Wherever the string "title" appears in a line, extract that line.

-- BEGIN --

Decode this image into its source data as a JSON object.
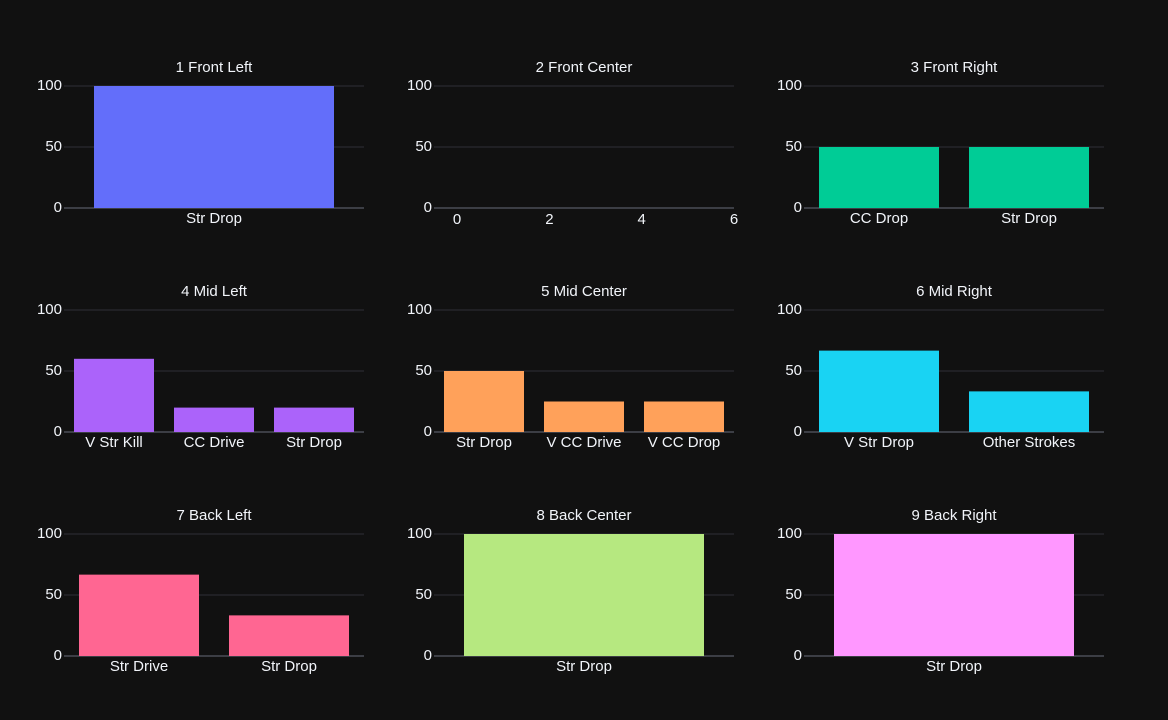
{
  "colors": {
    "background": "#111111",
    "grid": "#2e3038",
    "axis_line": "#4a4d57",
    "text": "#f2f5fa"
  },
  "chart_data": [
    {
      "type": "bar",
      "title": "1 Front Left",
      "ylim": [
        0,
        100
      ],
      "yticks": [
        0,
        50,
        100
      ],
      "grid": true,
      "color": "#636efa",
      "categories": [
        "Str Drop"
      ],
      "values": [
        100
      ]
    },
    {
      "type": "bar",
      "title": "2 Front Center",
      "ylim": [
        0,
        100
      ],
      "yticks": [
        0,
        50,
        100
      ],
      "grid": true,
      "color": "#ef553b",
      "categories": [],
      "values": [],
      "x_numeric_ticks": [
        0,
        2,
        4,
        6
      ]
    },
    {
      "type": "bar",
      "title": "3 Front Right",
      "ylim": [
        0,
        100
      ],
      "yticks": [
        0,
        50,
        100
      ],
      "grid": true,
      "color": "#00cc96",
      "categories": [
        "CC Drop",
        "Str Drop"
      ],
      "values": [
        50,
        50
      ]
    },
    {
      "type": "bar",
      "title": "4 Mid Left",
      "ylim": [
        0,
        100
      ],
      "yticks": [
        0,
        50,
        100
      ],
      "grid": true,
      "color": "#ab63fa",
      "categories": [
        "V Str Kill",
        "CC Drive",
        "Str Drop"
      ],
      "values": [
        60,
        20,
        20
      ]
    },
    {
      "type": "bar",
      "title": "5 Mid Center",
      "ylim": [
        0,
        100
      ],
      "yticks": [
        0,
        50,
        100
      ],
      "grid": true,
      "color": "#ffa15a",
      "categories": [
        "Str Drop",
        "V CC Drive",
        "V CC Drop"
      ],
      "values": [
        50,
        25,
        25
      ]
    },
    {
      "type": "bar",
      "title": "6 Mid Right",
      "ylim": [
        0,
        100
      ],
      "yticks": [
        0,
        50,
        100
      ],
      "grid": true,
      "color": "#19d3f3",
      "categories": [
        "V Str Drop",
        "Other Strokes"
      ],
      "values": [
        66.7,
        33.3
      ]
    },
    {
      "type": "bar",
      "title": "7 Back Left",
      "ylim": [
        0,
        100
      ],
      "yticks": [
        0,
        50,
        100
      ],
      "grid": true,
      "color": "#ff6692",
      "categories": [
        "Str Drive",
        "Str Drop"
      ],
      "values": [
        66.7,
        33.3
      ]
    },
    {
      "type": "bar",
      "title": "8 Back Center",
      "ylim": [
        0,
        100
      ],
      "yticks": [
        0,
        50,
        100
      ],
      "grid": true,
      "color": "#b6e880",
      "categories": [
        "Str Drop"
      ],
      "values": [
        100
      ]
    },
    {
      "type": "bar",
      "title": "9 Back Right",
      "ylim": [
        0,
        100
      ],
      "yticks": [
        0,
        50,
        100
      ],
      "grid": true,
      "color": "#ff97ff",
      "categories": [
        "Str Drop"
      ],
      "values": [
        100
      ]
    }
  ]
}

-- END --

- _Task solution_:
      "title": "1 Front Left",
      "title": "2 Front Center",
      "title": "3 Front Right",
      "title": "4 Mid Left",
      "title": "5 Mid Center",
      "title": "6 Mid Right",
      "title": "7 Back Left",
      "title": "8 Back Center",
      "title": "9 Back Right",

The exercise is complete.